Task details: Reproduce the full listing that appears beneath this instruction exactly.

Provided records:
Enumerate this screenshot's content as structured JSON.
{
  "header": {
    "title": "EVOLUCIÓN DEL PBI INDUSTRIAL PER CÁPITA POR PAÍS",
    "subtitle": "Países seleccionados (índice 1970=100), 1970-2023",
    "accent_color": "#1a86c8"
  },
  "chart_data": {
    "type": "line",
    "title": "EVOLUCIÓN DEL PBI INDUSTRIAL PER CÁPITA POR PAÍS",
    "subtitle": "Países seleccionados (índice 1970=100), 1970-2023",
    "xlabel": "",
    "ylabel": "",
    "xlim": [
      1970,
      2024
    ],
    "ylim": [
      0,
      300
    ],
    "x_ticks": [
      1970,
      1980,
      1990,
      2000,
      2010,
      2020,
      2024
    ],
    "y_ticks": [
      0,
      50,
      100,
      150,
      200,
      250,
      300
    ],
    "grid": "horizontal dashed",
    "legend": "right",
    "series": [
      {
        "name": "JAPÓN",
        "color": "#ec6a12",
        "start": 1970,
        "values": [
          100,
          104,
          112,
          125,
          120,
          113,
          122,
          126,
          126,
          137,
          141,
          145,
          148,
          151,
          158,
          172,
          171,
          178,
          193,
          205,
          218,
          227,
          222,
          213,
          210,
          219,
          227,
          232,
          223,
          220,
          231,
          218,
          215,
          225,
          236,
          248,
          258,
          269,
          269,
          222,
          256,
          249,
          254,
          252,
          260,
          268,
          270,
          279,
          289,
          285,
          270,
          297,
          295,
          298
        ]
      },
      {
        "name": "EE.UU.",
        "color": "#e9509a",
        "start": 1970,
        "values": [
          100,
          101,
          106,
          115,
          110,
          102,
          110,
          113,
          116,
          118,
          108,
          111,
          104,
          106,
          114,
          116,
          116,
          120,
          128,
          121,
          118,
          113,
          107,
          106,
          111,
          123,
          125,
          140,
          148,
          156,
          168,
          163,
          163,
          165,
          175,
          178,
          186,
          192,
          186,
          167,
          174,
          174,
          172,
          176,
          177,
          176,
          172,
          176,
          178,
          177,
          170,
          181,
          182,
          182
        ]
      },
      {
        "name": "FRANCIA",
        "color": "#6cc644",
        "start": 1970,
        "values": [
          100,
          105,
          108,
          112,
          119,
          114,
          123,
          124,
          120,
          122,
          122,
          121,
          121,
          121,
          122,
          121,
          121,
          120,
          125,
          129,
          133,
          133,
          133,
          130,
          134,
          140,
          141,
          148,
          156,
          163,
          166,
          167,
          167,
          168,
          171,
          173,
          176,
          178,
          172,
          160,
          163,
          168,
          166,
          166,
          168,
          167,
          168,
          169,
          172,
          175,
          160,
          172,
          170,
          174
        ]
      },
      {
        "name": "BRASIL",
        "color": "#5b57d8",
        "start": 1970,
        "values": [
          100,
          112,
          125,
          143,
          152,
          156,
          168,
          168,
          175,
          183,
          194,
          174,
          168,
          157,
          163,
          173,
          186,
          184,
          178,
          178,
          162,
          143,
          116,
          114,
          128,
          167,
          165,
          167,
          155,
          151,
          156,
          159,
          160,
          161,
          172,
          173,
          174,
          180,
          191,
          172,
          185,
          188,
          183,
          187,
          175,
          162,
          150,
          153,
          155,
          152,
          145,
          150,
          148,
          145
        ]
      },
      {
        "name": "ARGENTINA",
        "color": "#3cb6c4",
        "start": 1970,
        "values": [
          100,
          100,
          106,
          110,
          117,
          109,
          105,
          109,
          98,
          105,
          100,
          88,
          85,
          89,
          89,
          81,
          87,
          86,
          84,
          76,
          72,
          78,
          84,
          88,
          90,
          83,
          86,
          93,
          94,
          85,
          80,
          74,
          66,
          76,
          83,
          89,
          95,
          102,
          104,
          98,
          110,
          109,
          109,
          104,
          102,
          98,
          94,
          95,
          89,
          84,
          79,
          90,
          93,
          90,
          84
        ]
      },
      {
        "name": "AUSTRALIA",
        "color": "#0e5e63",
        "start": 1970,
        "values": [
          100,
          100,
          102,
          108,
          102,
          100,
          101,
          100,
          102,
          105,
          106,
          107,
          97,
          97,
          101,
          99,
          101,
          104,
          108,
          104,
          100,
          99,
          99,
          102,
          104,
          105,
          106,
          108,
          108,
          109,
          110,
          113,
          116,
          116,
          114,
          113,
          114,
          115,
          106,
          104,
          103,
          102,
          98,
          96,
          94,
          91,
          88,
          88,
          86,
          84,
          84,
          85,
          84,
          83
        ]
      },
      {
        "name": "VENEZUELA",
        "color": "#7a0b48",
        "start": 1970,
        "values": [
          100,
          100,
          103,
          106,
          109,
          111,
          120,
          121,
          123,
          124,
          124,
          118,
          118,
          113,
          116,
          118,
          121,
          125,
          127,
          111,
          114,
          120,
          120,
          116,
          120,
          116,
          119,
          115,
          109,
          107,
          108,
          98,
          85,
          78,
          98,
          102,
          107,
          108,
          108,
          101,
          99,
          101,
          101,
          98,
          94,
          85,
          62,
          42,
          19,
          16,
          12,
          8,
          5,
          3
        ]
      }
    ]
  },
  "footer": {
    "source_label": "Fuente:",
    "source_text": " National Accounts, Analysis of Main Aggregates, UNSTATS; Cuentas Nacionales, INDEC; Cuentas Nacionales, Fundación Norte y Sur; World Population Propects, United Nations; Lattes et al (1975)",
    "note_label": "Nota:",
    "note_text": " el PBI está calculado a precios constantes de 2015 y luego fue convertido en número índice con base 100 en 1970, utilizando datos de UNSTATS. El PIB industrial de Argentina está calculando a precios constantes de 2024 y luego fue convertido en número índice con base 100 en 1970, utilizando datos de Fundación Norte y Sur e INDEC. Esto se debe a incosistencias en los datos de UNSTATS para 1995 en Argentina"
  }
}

Solution:
Enumerate this screenshot's content as structured JSON.
{
  "header": {
    "title": "EVOLUCIÓN DEL PBI INDUSTRIAL PER CÁPITA POR PAÍS",
    "subtitle": "Países seleccionados (índice 1970=100), 1970-2023",
    "accent_color": "#1a86c8"
  },
  "chart_data": {
    "type": "line",
    "title": "EVOLUCIÓN DEL PBI INDUSTRIAL PER CÁPITA POR PAÍS",
    "subtitle": "Países seleccionados (índice 1970=100), 1970-2023",
    "xlabel": "",
    "ylabel": "",
    "xlim": [
      1970,
      2024
    ],
    "ylim": [
      0,
      300
    ],
    "x_ticks": [
      1970,
      1980,
      1990,
      2000,
      2010,
      2020,
      2024
    ],
    "y_ticks": [
      0,
      50,
      100,
      150,
      200,
      250,
      300
    ],
    "grid": "horizontal dashed",
    "legend": "right",
    "series": [
      {
        "name": "JAPÓN",
        "color": "#ec6a12",
        "start": 1970,
        "values": [
          100,
          104,
          112,
          125,
          120,
          113,
          122,
          126,
          126,
          137,
          141,
          145,
          148,
          151,
          158,
          172,
          171,
          178,
          193,
          205,
          218,
          227,
          222,
          213,
          210,
          219,
          227,
          232,
          223,
          220,
          231,
          218,
          215,
          225,
          236,
          248,
          258,
          269,
          269,
          222,
          256,
          249,
          254,
          252,
          260,
          268,
          270,
          279,
          289,
          285,
          270,
          297,
          295,
          298
        ]
      },
      {
        "name": "EE.UU.",
        "color": "#e9509a",
        "start": 1970,
        "values": [
          100,
          101,
          106,
          115,
          110,
          102,
          110,
          113,
          116,
          118,
          108,
          111,
          104,
          106,
          114,
          116,
          116,
          120,
          128,
          121,
          118,
          113,
          107,
          106,
          111,
          123,
          125,
          140,
          148,
          156,
          168,
          163,
          163,
          165,
          175,
          178,
          186,
          192,
          186,
          167,
          174,
          174,
          172,
          176,
          177,
          176,
          172,
          176,
          178,
          177,
          170,
          181,
          182,
          182
        ]
      },
      {
        "name": "FRANCIA",
        "color": "#6cc644",
        "start": 1970,
        "values": [
          100,
          105,
          108,
          112,
          119,
          114,
          123,
          124,
          120,
          122,
          122,
          121,
          121,
          121,
          122,
          121,
          121,
          120,
          125,
          129,
          133,
          133,
          133,
          130,
          134,
          140,
          141,
          148,
          156,
          163,
          166,
          167,
          167,
          168,
          171,
          173,
          176,
          178,
          172,
          160,
          163,
          168,
          166,
          166,
          168,
          167,
          168,
          169,
          172,
          175,
          160,
          172,
          170,
          174
        ]
      },
      {
        "name": "BRASIL",
        "color": "#5b57d8",
        "start": 1970,
        "values": [
          100,
          112,
          125,
          143,
          152,
          156,
          168,
          168,
          175,
          183,
          194,
          174,
          168,
          157,
          163,
          173,
          186,
          184,
          178,
          178,
          162,
          143,
          116,
          114,
          128,
          167,
          165,
          167,
          155,
          151,
          156,
          159,
          160,
          161,
          172,
          173,
          174,
          180,
          191,
          172,
          185,
          188,
          183,
          187,
          175,
          162,
          150,
          153,
          155,
          152,
          145,
          150,
          148,
          145
        ]
      },
      {
        "name": "ARGENTINA",
        "color": "#3cb6c4",
        "start": 1970,
        "values": [
          100,
          100,
          106,
          110,
          117,
          109,
          105,
          109,
          98,
          105,
          100,
          88,
          85,
          89,
          89,
          81,
          87,
          86,
          84,
          76,
          72,
          78,
          84,
          88,
          90,
          83,
          86,
          93,
          94,
          85,
          80,
          74,
          66,
          76,
          83,
          89,
          95,
          102,
          104,
          98,
          110,
          109,
          109,
          104,
          102,
          98,
          94,
          95,
          89,
          84,
          79,
          90,
          93,
          90,
          84
        ]
      },
      {
        "name": "AUSTRALIA",
        "color": "#0e5e63",
        "start": 1970,
        "values": [
          100,
          100,
          102,
          108,
          102,
          100,
          101,
          100,
          102,
          105,
          106,
          107,
          97,
          97,
          101,
          99,
          101,
          104,
          108,
          104,
          100,
          99,
          99,
          102,
          104,
          105,
          106,
          108,
          108,
          109,
          110,
          113,
          116,
          116,
          114,
          113,
          114,
          115,
          106,
          104,
          103,
          102,
          98,
          96,
          94,
          91,
          88,
          88,
          86,
          84,
          84,
          85,
          84,
          83
        ]
      },
      {
        "name": "VENEZUELA",
        "color": "#7a0b48",
        "start": 1970,
        "values": [
          100,
          100,
          103,
          106,
          109,
          111,
          120,
          121,
          123,
          124,
          124,
          118,
          118,
          113,
          116,
          118,
          121,
          125,
          127,
          111,
          114,
          120,
          120,
          116,
          120,
          116,
          119,
          115,
          109,
          107,
          108,
          98,
          85,
          78,
          98,
          102,
          107,
          108,
          108,
          101,
          99,
          101,
          101,
          98,
          94,
          85,
          62,
          42,
          19,
          16,
          12,
          8,
          5,
          3
        ]
      }
    ]
  },
  "footer": {
    "source_label": "Fuente:",
    "source_text": " National Accounts, Analysis of Main Aggregates, UNSTATS; Cuentas Nacionales, INDEC; Cuentas Nacionales, Fundación Norte y Sur; World Population Propects, United Nations; Lattes et al (1975)",
    "note_label": "Nota:",
    "note_text": " el PBI está calculado a precios constantes de 2015 y luego fue convertido en número índice con base 100 en 1970, utilizando datos de UNSTATS. El PIB industrial de Argentina está calculando a precios constantes de 2024 y luego fue convertido en número índice con base 100 en 1970, utilizando datos de Fundación Norte y Sur e INDEC. Esto se debe a incosistencias en los datos de UNSTATS para 1995 en Argentina"
  }
}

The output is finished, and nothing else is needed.